(Visual layout annotation data)
------------------------------------------------------------------------

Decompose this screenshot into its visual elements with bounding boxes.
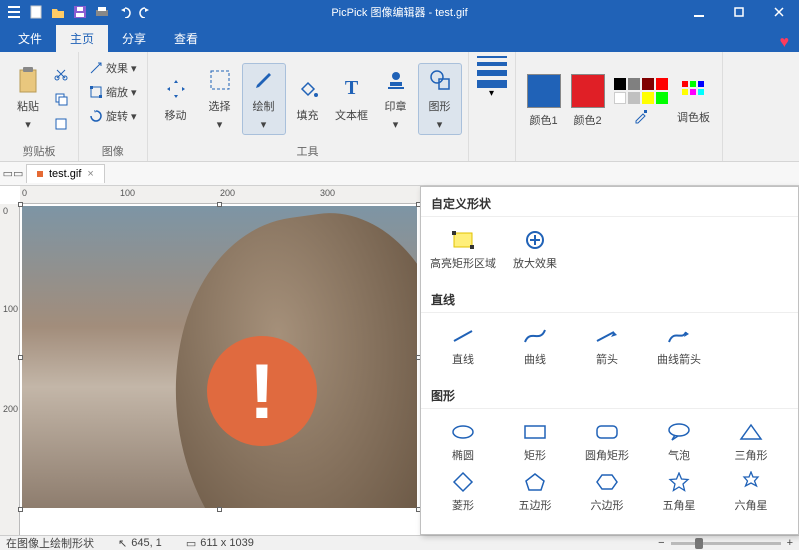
color2-button[interactable]: 颜色2: [566, 65, 610, 137]
zoom-in-button[interactable]: +: [787, 537, 793, 549]
shape-ellipse[interactable]: 椭圆: [427, 417, 499, 467]
document-tabs: ▭▭ test.gif ×: [0, 162, 799, 186]
open-icon[interactable]: [48, 2, 68, 22]
line-weight-button[interactable]: [475, 56, 509, 88]
print-icon[interactable]: [92, 2, 112, 22]
palette-button[interactable]: 调色板: [672, 65, 716, 137]
draw-tool[interactable]: 绘制▾: [242, 63, 286, 135]
zoom-control: − +: [658, 537, 793, 549]
save-icon[interactable]: [70, 2, 90, 22]
group-image: 效果 ▾ 缩放 ▾ 旋转 ▾ 图像: [79, 52, 148, 161]
shape-triangle[interactable]: 三角形: [715, 417, 787, 467]
group-clipboard: 粘贴 ▾ 剪贴板: [0, 52, 79, 161]
minimize-button[interactable]: [679, 0, 719, 24]
undo-icon[interactable]: [114, 2, 134, 22]
paste-button[interactable]: 粘贴 ▾: [6, 63, 50, 135]
eyedropper-icon[interactable]: [633, 108, 649, 124]
copy-button[interactable]: [50, 87, 72, 111]
shape-pentagon[interactable]: 五边形: [499, 467, 571, 517]
text-tool[interactable]: T文本框: [330, 63, 374, 135]
chevron-down-icon: ▾: [25, 118, 31, 131]
paste-label: 粘贴: [17, 98, 39, 114]
shape-line[interactable]: 直线: [427, 321, 499, 371]
shape-star5[interactable]: 五角星: [643, 467, 715, 517]
titlebar: PicPick 图像编辑器 - test.gif: [0, 0, 799, 24]
section-shapes: 图形: [421, 379, 798, 409]
statusbar: 在图像上绘制形状 ↖ 645, 1 ▭ 611 x 1039 − +: [0, 535, 799, 550]
tab-share[interactable]: 分享: [108, 25, 160, 52]
shape-rect[interactable]: 矩形: [499, 417, 571, 467]
ruler-vertical: 0 100 200: [0, 204, 20, 535]
shape-curve[interactable]: 曲线: [499, 321, 571, 371]
shape-tool[interactable]: 图形▾: [418, 63, 462, 135]
ribbon-tabs: 文件 主页 分享 查看 ♥: [0, 24, 799, 52]
fill-tool[interactable]: 填充: [286, 63, 330, 135]
document-name: test.gif: [49, 168, 81, 180]
redo-icon[interactable]: [136, 2, 156, 22]
move-tool[interactable]: 移动: [154, 63, 198, 135]
shape-round-rect[interactable]: 圆角矩形: [571, 417, 643, 467]
group-label-tools: 工具: [297, 141, 319, 159]
ribbon: 粘贴 ▾ 剪贴板 效果 ▾ 缩放 ▾ 旋转 ▾ 图像 移动 选择▾ 绘制▾ 填充…: [0, 52, 799, 162]
section-custom-shapes: 自定义形状: [421, 187, 798, 217]
section-lines: 直线: [421, 283, 798, 313]
heart-icon[interactable]: ♥: [780, 34, 799, 52]
group-colors: 颜色1 颜色2 调色板: [516, 52, 723, 161]
cursor-icon: ↖: [118, 537, 127, 550]
shape-popup: 自定义形状 高亮矩形区域 放大效果 直线 直线 曲线 箭头 曲线箭头 图形 椭圆…: [420, 186, 799, 535]
shape-curve-arrow[interactable]: 曲线箭头: [643, 321, 715, 371]
group-line: ▾: [469, 52, 516, 161]
group-label-clipboard: 剪贴板: [23, 141, 56, 159]
close-tab-icon[interactable]: ×: [87, 168, 93, 180]
shape-diamond[interactable]: 菱形: [427, 467, 499, 517]
status-hint: 在图像上绘制形状: [6, 535, 94, 550]
rotate-button[interactable]: 旋转 ▾: [85, 104, 141, 128]
exclamation-stamp: [207, 336, 317, 446]
copy-all-button[interactable]: [50, 112, 72, 136]
cut-button[interactable]: [50, 62, 72, 86]
shape-arrow[interactable]: 箭头: [571, 321, 643, 371]
zoom-out-button[interactable]: −: [658, 537, 664, 549]
shape-highlight-rect[interactable]: 高亮矩形区域: [427, 225, 499, 275]
close-button[interactable]: [759, 0, 799, 24]
color-swatches[interactable]: [614, 78, 668, 104]
shape-bubble[interactable]: 气泡: [643, 417, 715, 467]
effects-button[interactable]: 效果 ▾: [85, 56, 141, 80]
color1-button[interactable]: 颜色1: [522, 65, 566, 137]
canvas[interactable]: [22, 206, 417, 508]
shape-magnify[interactable]: 放大效果: [499, 225, 571, 275]
select-tool[interactable]: 选择▾: [198, 63, 242, 135]
shape-hexagon[interactable]: 六边形: [571, 467, 643, 517]
group-label-image: 图像: [102, 141, 124, 159]
tab-view[interactable]: 查看: [160, 25, 212, 52]
qat-menu-icon[interactable]: [4, 2, 24, 22]
image-size: 611 x 1039: [200, 537, 254, 549]
tab-file[interactable]: 文件: [4, 25, 56, 52]
tab-home[interactable]: 主页: [56, 25, 108, 52]
thumbnail-toggle[interactable]: ▭▭: [0, 167, 26, 180]
stamp-tool[interactable]: 印章▾: [374, 63, 418, 135]
new-icon[interactable]: [26, 2, 46, 22]
modified-indicator: [37, 171, 43, 177]
maximize-button[interactable]: [719, 0, 759, 24]
group-tools: 移动 选择▾ 绘制▾ 填充 T文本框 印章▾ 图形▾ 工具: [148, 52, 469, 161]
cursor-position: 645, 1: [131, 537, 162, 549]
size-icon: ▭: [186, 537, 196, 550]
chevron-down-icon: ▾: [489, 88, 494, 99]
document-tab[interactable]: test.gif ×: [26, 164, 105, 183]
shape-star6[interactable]: 六角星: [715, 467, 787, 517]
workspace: 0 100 200 300 0 100 200 自定义形状 高亮矩形区域 放大效…: [0, 186, 799, 535]
zoom-slider[interactable]: [671, 542, 781, 545]
resize-button[interactable]: 缩放 ▾: [85, 80, 141, 104]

------------------------------------------------------------------------

→ Exercise details
List every line of the entries above that contains the string "zoom", matching case exactly.

→ Reply to the task
zoom-in-button[interactable]: +: [787, 537, 793, 549]
zoom-control: − +: [658, 537, 793, 549]
zoom-out-button[interactable]: −: [658, 537, 664, 549]
zoom-slider[interactable]: [671, 542, 781, 545]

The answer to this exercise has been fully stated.